In the following material, identify every line holding the string "countries" and return it.

------------------------------------------------------------

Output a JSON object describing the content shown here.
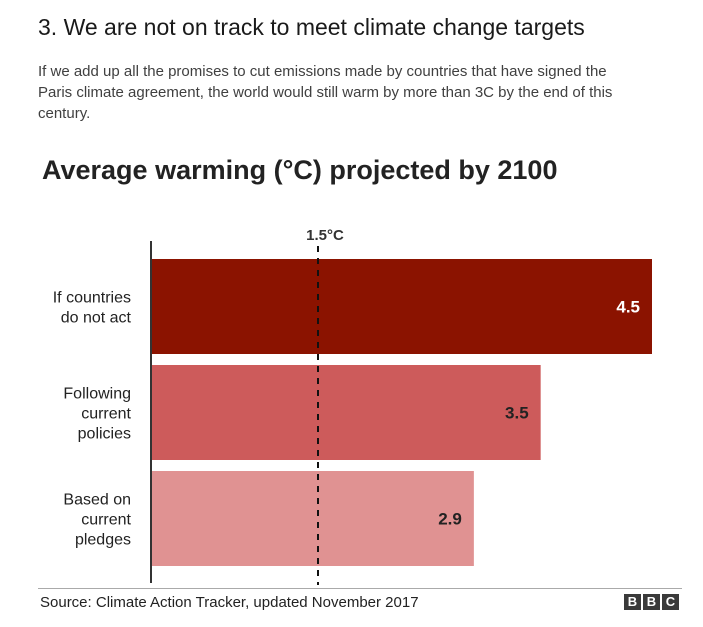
{
  "article": {
    "heading": "3. We are not on track to meet climate change targets",
    "intro": "If we add up all the promises to cut emissions made by countries that have signed the Paris climate agreement, the world would still warm by more than 3C by the end of this century."
  },
  "chart_data": {
    "type": "bar",
    "orientation": "horizontal",
    "title": "Average warming (°C) projected by 2100",
    "categories": [
      [
        "If countries",
        "do not act"
      ],
      [
        "Following",
        "current",
        "policies"
      ],
      [
        "Based on",
        "current",
        "pledges"
      ]
    ],
    "values": [
      4.5,
      3.5,
      2.9
    ],
    "value_labels": [
      "4.5",
      "3.5",
      "2.9"
    ],
    "colors": [
      "#8b1300",
      "#cd5b5b",
      "#e09292"
    ],
    "label_colors": [
      "#ffffff",
      "#222222",
      "#222222"
    ],
    "xlim": [
      0,
      4.5
    ],
    "reference_line": {
      "value": 1.5,
      "label": "1.5°C",
      "style": "dashed"
    },
    "grid": false,
    "legend": "none"
  },
  "footer": {
    "source": "Source: Climate Action Tracker, updated November 2017",
    "logo_letters": [
      "B",
      "B",
      "C"
    ]
  }
}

------------------------------------------------------------

**Exercise result:**
    "intro": "If we add up all the promises to cut emissions made by countries that have signed the Paris climate agreement, the world would still warm by more than 3C by the end of this century."
        "If countries",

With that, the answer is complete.